BEGIN EXERCISE DATA

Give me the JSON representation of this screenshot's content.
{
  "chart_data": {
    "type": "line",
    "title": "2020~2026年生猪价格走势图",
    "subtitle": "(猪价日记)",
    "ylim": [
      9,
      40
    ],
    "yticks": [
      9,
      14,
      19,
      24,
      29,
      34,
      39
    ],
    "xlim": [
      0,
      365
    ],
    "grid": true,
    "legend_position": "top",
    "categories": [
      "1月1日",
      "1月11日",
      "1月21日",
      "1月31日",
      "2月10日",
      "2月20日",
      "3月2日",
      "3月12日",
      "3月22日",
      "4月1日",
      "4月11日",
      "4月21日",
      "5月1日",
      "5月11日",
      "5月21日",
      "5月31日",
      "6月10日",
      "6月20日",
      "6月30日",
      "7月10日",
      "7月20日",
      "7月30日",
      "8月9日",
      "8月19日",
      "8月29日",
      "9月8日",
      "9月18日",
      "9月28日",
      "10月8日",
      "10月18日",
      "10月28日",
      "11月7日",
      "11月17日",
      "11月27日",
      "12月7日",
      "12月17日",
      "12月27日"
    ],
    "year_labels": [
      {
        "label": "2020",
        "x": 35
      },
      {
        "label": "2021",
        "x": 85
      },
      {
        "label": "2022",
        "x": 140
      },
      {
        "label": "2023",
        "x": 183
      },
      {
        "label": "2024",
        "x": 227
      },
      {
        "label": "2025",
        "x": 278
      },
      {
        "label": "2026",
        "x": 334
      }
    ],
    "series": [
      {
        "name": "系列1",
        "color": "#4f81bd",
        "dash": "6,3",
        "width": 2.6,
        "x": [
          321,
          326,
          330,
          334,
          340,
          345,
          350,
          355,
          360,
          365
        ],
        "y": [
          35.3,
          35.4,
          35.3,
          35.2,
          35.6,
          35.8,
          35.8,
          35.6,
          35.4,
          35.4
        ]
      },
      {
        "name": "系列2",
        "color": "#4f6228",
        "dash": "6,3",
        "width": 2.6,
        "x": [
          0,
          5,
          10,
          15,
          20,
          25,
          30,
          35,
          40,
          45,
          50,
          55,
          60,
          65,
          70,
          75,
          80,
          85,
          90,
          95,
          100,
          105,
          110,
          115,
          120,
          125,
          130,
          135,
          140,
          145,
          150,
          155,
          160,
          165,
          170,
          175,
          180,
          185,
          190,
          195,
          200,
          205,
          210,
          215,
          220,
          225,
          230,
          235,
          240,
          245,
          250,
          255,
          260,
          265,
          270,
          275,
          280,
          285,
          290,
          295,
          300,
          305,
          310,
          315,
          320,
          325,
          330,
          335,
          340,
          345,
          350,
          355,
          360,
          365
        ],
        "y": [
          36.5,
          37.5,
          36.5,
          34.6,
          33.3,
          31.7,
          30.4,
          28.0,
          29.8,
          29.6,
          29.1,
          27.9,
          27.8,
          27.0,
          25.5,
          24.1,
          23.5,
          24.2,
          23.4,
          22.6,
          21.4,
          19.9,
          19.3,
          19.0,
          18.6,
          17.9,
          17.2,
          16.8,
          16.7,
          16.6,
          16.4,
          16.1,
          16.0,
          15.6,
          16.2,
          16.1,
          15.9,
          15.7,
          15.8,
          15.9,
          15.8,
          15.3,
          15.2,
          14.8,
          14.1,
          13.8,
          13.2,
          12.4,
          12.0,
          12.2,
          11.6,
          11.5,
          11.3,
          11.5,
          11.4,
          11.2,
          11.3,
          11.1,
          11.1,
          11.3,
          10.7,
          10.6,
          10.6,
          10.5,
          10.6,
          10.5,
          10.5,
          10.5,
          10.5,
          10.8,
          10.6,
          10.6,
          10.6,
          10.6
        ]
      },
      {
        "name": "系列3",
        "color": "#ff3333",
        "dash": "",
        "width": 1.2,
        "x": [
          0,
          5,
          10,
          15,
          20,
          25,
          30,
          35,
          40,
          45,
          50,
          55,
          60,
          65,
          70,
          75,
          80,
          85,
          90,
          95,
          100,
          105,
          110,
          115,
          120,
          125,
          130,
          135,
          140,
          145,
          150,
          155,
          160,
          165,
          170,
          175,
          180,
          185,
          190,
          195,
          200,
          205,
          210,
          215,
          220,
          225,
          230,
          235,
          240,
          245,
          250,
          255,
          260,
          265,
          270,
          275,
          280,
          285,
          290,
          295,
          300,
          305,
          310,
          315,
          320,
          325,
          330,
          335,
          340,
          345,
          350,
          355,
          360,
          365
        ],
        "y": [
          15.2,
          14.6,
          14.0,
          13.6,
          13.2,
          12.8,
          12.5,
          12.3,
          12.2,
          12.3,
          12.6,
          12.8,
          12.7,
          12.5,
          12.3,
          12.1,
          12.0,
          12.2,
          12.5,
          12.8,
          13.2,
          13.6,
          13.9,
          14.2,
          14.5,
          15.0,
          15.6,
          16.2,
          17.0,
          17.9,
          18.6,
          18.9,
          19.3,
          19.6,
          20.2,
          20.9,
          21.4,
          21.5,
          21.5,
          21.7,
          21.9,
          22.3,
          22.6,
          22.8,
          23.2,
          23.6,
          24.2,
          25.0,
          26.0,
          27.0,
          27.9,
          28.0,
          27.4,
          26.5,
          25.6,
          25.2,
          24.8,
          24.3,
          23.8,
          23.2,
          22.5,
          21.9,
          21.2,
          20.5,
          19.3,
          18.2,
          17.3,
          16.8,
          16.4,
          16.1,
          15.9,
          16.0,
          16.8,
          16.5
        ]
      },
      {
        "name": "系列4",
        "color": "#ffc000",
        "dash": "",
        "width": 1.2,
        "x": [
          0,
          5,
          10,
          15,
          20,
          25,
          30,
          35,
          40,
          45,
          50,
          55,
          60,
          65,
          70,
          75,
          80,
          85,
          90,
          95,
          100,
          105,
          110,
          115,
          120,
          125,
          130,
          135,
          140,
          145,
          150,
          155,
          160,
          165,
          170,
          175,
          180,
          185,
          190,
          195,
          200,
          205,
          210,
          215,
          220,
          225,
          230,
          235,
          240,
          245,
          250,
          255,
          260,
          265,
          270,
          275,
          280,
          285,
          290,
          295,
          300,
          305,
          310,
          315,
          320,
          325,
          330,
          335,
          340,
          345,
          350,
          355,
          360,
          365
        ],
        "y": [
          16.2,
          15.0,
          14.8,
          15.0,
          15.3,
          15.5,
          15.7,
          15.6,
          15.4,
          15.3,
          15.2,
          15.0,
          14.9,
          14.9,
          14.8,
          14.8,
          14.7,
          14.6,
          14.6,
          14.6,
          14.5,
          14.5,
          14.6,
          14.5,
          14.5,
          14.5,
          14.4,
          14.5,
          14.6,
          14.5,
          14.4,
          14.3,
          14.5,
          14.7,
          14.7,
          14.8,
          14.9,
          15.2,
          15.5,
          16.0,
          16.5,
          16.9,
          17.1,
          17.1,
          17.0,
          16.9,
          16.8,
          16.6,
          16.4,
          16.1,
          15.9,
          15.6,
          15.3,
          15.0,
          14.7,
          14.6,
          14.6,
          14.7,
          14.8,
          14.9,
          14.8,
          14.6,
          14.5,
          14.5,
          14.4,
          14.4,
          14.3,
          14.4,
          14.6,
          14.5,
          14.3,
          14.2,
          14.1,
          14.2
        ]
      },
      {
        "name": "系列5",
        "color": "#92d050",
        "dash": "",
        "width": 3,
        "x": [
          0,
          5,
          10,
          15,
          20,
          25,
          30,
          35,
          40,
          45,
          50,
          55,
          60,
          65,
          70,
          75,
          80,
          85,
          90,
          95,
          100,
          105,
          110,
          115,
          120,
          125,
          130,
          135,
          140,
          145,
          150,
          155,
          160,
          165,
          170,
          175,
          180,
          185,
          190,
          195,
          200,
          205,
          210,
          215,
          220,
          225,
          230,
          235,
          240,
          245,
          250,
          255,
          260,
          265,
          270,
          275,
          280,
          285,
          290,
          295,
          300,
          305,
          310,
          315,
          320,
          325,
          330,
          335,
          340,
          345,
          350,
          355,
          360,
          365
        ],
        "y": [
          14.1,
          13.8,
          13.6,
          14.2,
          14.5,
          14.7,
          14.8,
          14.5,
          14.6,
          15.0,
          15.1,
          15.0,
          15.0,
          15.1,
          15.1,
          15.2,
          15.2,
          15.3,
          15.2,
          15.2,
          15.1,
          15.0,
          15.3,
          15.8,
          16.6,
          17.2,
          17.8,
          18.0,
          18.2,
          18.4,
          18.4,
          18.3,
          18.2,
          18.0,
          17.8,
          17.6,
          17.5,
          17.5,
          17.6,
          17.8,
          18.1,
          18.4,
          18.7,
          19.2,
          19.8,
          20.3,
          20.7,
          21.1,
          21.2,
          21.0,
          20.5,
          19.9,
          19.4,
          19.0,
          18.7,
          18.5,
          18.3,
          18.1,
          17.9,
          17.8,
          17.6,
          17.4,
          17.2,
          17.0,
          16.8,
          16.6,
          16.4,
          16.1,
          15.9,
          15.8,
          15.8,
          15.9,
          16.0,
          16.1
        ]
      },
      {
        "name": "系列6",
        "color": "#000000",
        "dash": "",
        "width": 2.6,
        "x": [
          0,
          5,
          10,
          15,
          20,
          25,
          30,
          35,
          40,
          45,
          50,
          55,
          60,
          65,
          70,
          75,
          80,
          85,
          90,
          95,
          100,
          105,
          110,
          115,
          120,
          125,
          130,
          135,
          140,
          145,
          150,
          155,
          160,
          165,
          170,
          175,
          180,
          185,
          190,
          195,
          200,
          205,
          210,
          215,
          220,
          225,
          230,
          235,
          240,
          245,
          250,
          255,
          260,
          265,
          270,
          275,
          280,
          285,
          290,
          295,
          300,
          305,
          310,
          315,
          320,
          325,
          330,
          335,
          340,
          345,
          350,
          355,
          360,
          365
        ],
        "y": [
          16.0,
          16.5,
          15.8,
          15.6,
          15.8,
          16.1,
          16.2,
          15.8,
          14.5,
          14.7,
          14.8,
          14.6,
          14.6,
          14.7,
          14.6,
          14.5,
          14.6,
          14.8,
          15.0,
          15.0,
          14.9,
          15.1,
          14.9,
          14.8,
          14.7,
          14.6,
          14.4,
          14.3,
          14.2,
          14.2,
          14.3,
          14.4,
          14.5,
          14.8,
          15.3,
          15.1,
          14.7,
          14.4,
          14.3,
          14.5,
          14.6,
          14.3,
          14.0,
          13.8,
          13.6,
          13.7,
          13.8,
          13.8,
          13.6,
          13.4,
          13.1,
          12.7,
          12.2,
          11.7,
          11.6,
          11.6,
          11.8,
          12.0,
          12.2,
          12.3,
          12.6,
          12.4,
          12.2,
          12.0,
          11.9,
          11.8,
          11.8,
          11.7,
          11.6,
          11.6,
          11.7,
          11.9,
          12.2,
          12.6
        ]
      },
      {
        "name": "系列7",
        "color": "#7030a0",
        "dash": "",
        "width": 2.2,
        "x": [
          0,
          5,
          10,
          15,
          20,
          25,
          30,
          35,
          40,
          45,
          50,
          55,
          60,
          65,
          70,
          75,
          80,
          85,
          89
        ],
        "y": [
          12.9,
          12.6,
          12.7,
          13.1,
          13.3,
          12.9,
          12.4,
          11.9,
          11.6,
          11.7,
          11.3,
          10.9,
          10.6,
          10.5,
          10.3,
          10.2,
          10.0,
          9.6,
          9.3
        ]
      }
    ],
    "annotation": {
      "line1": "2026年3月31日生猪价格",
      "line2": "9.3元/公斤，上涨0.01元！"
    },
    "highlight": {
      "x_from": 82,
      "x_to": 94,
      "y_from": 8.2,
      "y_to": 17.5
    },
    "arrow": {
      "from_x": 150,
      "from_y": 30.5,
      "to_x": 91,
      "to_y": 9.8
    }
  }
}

END EXERCISE DATA

GIVEN REQUEST:
Identify the lines above with the word "color". Copy them.

ANSWER FOR THE TASK:
        "color": "#4f81bd",
        "color": "#4f6228",
        "color": "#ff3333",
        "color": "#ffc000",
        "color": "#92d050",
        "color": "#000000",
        "color": "#7030a0",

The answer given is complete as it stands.